Stated goal:
Reply with one number: the count of lines in the records below that hold "JSON".

Records supplied:

+ + +

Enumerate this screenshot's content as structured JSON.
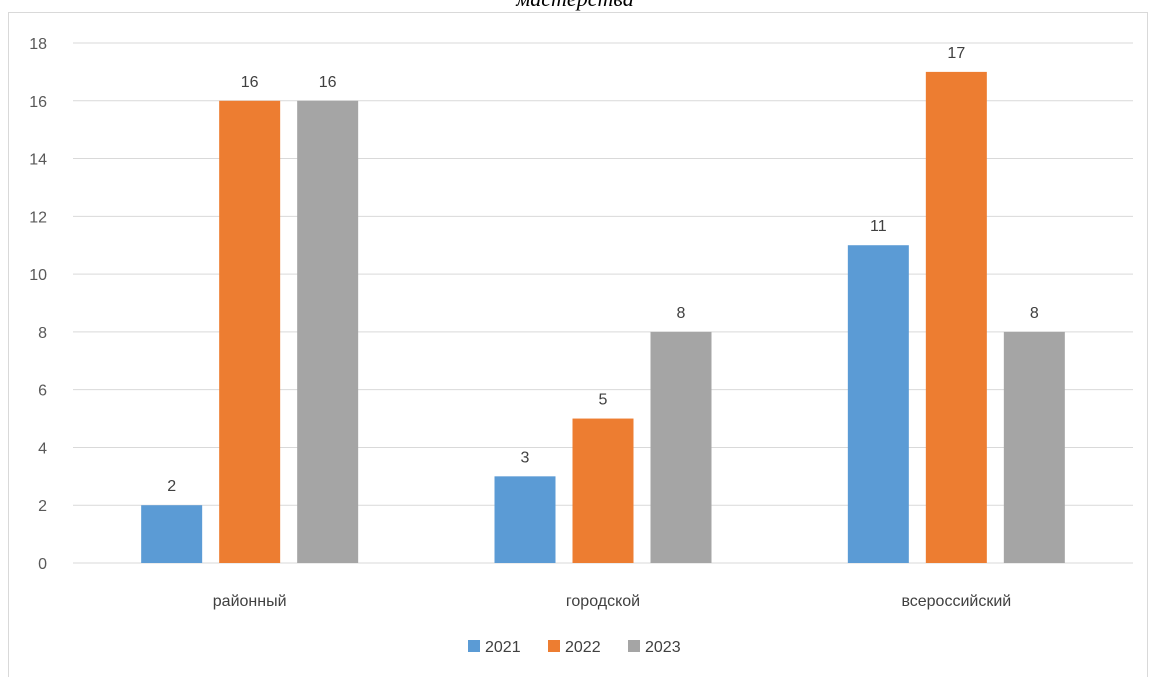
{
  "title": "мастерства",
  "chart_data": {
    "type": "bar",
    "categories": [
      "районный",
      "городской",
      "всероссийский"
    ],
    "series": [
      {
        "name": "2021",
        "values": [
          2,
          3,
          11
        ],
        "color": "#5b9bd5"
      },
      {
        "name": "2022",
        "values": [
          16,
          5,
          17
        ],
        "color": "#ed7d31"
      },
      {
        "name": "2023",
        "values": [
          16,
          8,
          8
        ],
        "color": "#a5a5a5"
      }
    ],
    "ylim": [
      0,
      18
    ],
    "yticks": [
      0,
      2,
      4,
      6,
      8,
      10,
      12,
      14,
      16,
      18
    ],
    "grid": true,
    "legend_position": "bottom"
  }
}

+ + +

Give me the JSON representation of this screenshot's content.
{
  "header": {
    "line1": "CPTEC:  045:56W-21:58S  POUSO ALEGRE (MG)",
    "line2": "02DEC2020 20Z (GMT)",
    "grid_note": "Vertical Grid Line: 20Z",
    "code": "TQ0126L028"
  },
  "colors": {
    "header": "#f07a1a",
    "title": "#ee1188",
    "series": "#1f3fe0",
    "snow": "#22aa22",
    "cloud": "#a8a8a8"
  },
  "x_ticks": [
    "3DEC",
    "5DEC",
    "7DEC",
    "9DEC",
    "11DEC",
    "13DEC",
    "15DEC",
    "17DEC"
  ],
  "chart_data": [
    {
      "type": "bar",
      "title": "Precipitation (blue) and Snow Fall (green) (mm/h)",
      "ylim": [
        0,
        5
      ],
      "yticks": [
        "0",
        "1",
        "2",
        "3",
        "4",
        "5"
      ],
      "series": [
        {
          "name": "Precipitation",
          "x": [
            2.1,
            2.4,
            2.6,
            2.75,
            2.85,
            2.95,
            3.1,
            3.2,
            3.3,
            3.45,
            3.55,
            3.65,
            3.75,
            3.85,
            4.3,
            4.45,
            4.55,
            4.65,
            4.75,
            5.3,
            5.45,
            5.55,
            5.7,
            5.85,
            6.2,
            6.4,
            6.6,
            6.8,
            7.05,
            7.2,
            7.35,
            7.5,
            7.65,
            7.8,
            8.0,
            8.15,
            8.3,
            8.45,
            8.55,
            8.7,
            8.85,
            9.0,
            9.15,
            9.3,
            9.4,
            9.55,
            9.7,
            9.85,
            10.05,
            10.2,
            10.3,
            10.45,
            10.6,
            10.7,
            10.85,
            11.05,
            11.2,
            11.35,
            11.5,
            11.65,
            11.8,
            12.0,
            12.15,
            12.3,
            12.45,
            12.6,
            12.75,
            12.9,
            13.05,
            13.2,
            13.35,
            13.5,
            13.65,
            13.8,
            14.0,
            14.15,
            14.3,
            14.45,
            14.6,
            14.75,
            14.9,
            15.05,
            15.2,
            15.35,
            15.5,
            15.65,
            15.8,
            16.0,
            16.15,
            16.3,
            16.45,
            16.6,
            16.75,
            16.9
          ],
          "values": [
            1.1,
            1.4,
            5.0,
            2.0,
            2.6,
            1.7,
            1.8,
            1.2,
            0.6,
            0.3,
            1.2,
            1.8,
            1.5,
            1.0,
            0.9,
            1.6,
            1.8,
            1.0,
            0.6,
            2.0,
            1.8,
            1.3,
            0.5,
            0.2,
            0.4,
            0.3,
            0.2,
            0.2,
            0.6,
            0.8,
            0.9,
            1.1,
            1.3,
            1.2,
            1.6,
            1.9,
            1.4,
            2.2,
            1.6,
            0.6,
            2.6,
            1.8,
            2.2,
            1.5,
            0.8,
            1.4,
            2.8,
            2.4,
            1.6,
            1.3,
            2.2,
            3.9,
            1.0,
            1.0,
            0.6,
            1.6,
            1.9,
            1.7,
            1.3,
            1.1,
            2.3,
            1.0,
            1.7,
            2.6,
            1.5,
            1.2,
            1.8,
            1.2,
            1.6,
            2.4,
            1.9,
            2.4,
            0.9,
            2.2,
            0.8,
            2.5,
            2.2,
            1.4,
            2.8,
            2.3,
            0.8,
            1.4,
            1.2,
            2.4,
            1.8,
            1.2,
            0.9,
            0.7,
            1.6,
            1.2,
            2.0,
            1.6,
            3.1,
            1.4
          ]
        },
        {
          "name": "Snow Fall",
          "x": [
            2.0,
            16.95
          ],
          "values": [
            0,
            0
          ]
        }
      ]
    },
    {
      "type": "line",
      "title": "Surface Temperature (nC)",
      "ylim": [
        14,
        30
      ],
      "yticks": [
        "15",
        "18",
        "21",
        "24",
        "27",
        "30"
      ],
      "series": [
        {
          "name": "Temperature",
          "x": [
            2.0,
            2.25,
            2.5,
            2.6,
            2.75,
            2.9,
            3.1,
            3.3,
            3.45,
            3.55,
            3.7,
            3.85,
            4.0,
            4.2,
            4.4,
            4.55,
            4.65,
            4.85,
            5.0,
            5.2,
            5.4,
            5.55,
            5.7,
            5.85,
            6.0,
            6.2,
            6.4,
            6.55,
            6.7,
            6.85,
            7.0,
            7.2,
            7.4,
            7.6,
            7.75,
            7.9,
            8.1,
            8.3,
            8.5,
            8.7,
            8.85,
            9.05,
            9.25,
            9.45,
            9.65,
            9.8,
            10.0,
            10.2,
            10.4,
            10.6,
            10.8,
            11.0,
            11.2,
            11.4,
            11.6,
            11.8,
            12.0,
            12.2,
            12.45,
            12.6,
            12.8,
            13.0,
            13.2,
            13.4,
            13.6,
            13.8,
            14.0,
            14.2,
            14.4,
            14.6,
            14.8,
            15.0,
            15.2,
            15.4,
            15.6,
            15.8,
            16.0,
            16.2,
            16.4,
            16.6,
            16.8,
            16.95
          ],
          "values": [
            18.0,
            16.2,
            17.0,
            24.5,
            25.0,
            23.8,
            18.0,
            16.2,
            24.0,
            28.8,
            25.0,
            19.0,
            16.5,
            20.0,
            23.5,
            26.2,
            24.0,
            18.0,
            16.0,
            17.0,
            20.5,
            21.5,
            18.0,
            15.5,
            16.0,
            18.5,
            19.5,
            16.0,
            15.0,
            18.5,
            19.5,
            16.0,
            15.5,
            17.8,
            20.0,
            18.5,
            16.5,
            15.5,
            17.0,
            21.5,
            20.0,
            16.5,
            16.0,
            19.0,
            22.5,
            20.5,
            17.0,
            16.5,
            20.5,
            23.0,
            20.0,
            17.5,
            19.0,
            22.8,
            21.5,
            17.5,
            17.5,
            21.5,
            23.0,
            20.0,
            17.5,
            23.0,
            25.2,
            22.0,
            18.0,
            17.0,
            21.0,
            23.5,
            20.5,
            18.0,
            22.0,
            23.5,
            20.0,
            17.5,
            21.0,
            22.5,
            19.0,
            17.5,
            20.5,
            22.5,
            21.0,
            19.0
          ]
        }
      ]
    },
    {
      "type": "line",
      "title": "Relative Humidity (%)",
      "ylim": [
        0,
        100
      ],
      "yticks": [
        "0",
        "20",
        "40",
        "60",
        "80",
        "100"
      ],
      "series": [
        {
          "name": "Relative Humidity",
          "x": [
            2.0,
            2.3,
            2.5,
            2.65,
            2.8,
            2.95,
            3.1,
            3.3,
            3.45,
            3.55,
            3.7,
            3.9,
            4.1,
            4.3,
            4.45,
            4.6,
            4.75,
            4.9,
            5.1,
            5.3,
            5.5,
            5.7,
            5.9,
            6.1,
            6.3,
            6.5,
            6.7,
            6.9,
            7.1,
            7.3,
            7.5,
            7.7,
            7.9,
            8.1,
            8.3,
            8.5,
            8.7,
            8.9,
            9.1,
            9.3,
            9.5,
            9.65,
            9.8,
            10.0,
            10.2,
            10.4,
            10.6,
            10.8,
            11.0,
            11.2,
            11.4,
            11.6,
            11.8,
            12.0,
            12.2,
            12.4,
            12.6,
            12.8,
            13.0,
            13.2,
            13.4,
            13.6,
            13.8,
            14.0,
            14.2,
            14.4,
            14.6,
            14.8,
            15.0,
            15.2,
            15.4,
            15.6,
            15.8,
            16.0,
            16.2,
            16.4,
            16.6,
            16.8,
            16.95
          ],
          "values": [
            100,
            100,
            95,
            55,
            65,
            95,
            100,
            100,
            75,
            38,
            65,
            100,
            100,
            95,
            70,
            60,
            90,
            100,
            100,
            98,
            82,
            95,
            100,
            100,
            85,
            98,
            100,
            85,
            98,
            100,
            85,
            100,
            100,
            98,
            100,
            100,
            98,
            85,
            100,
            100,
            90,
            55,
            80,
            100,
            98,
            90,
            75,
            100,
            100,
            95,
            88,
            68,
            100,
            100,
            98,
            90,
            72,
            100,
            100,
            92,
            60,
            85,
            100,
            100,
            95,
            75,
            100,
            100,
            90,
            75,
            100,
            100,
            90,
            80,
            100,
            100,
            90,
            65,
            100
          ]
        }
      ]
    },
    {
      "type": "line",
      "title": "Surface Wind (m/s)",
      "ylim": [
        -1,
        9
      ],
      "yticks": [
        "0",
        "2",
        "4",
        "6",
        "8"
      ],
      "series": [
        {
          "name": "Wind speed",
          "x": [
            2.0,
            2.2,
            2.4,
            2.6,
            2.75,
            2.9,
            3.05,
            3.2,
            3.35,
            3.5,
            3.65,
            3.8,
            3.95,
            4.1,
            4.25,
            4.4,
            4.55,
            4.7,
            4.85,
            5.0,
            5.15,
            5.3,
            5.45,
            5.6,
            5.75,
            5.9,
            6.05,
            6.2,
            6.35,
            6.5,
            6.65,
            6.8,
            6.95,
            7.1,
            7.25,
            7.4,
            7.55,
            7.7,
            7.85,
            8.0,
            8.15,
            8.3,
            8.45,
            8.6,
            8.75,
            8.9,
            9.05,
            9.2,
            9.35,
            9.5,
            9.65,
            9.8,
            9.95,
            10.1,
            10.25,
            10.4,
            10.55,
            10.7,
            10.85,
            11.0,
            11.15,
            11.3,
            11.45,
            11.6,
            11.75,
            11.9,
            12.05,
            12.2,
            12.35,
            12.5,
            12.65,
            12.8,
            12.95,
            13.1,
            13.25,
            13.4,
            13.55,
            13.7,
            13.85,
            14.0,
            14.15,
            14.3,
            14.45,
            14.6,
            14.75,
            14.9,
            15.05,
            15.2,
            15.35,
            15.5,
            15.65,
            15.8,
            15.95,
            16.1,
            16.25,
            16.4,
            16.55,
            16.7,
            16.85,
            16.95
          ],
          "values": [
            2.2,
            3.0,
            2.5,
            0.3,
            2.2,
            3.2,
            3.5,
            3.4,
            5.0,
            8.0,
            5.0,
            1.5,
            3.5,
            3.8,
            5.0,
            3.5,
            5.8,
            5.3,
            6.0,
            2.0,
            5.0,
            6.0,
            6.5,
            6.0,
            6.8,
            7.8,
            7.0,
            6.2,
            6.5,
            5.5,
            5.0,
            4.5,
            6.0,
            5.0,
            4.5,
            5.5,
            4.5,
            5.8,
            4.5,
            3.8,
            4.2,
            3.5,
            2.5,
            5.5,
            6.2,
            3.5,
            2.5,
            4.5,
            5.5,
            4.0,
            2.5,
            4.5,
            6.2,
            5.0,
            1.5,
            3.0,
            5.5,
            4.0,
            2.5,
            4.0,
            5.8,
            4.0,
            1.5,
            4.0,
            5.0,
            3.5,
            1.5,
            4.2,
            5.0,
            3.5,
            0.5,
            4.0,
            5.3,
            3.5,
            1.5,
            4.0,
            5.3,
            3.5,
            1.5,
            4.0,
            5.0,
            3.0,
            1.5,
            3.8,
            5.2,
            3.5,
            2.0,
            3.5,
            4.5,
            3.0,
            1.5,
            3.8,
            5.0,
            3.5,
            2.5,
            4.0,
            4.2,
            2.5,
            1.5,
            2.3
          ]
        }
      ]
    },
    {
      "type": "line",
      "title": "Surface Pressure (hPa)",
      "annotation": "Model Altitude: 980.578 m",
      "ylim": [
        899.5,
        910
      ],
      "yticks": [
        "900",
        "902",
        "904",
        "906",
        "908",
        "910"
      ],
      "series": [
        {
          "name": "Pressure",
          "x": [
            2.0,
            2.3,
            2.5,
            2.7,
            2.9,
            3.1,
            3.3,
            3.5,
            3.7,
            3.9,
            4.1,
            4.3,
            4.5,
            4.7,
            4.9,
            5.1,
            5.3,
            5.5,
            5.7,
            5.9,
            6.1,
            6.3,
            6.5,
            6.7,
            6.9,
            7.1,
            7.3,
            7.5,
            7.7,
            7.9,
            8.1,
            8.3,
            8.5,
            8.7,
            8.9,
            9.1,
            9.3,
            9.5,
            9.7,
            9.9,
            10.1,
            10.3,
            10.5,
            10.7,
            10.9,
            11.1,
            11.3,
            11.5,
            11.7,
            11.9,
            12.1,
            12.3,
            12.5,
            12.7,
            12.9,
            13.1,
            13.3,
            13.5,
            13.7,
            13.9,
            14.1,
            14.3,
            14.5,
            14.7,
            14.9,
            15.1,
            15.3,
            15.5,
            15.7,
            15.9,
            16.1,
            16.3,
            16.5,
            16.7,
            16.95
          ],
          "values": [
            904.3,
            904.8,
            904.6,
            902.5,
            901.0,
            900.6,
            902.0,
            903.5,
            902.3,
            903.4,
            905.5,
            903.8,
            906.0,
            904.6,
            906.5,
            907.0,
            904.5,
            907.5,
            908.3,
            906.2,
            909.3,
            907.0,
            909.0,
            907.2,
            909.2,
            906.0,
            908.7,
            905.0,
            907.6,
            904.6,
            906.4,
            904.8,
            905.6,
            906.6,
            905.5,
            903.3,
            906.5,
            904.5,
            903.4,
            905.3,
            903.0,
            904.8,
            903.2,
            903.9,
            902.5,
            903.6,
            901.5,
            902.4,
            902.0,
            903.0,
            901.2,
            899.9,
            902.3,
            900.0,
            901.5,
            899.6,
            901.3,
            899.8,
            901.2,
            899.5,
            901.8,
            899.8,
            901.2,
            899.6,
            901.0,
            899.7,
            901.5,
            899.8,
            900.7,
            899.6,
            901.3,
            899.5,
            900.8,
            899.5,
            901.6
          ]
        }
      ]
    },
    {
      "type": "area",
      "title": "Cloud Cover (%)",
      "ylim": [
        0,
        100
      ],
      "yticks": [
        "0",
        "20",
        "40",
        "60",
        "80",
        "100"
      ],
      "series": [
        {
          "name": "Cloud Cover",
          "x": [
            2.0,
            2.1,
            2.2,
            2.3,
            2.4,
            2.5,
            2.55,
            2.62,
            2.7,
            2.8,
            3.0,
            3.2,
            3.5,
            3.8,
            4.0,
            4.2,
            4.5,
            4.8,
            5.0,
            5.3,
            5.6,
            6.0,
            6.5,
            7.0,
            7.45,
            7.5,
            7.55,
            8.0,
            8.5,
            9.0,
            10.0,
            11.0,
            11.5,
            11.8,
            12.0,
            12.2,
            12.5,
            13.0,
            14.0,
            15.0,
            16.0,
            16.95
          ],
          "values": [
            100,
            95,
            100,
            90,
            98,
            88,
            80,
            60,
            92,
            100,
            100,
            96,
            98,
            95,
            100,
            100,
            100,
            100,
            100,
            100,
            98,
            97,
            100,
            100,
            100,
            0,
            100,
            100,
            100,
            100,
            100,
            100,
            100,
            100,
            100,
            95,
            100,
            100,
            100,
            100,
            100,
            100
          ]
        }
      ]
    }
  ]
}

+ + +

Response below:
2